**VORLIEGENDER TEXT:**
"""
Das auf fünf Jahre angelegte Projekt ist ein Vorhaben der „Offenen Digitalisierungsallianz für die Pfalz“, Innovationsbereich Gesundheit, das die digitale Transformation im Gesundheitsbereich veranschaulichen und vorantreiben soll. Für ihr Konzept suchen Blinn und Göddel nach Kooperationspartnern aus der Orthopädie-Technik.
OT: Herr Blinn, Herrr Göddel, welche Idee steckt hinter Ihrem Konzept der sensorgesteuerten Sitzauflage und wie weit ist das Projekt gediehen?
Jörg Blinn: In Gesprächen mit Rollstuhlfahrenden haben wir erfahren, wie wichtig regelmäßige druckentlastende Bewegungen bzw. Positionsänderungen sind, um langfristig Schäden durch das lange Sitzen zu vermeiden. Wir wollen zeigen, wie die Digitalisierung sowohl Bewegungsmotivation als auch Rehabilitation und Prävention unterstützen kann. Deshalb haben wir vor drei Jahren dieses Projekt gestartet und den ersten Prototyp einer sensorbasierten Auflage für Sitz und Rückenlehne des Rollstuhls entwickelt. Sie ist als Teilsystem eines komplett mit Sensoren ausgestatteten Rollstuhls gedacht.
"""
**BEREITGESTELLTE DATEN:**
"""
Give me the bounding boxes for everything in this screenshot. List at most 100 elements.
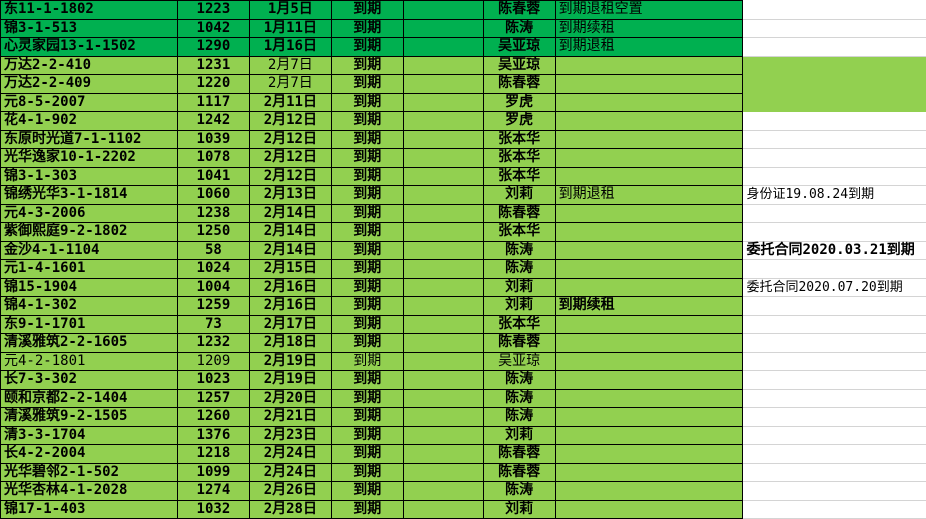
"""
**WAS ZU TUN IST:**
a) Entnimm dem Text über die Sitzauflage für Rollstühle wortgetreu die Stelle von „Das auf fünf“ bis einschließlich „das Projekt gediehen?“.
b) Was haben Blinn und Göddel laut dem Text über die Sitzauflage für Rollstühle in Gesprächen mit Rollstuhlfahrenden erfahren?
c) Stimmen die folgenden Aussagen mit dem Text über die Sitzauflage für Rollstühle überein? Antworte jeweils mit Ja oder Nein und zitiere die entscheidenden Worte aus dem Text.
(i) Blinn und Göddel suchen für ihr Konzept Kooperationspartner aus der Orthopädie-Technik.
(ii) Der erste Prototyp ist nur für die Sitzfläche des Rollstuhls gedacht.
(iii) Das Projekt ist auf drei Jahre angelegt.

**ERGEBNISSE:**
a)
Das auf fünf Jahre angelegte Projekt ist ein Vorhaben der „Offenen Digitalisierungsallianz für die Pfalz“, Innovationsbereich Gesundheit, das die digitale Transformation im Gesundheitsbereich veranschaulichen und vorantreiben soll. Für ihr Konzept suchen Blinn und Göddel nach Kooperationspartnern aus der Orthopädie-Technik.
OT: Herr Blinn, Herrr Göddel, welche Idee steckt hinter Ihrem Konzept der sensorgesteuerten Sitzauflage und wie weit ist das Projekt gediehen?

b) Wie wichtig regelmäßige druckentlastende Bewegungen bzw. Positionsänderungen sind, um langfristig Schäden durch das lange Sitzen zu vermeiden.

c)
(i) Ja: „Für ihr Konzept suchen Blinn und Göddel nach Kooperationspartnern aus der Orthopädie-Technik.“
(ii) Nein: „den ersten Prototyp einer sensorbasierten Auflage für Sitz und Rückenlehne des Rollstuhls entwickelt“
(iii) Nein: „Das auf fünf Jahre angelegte Projekt“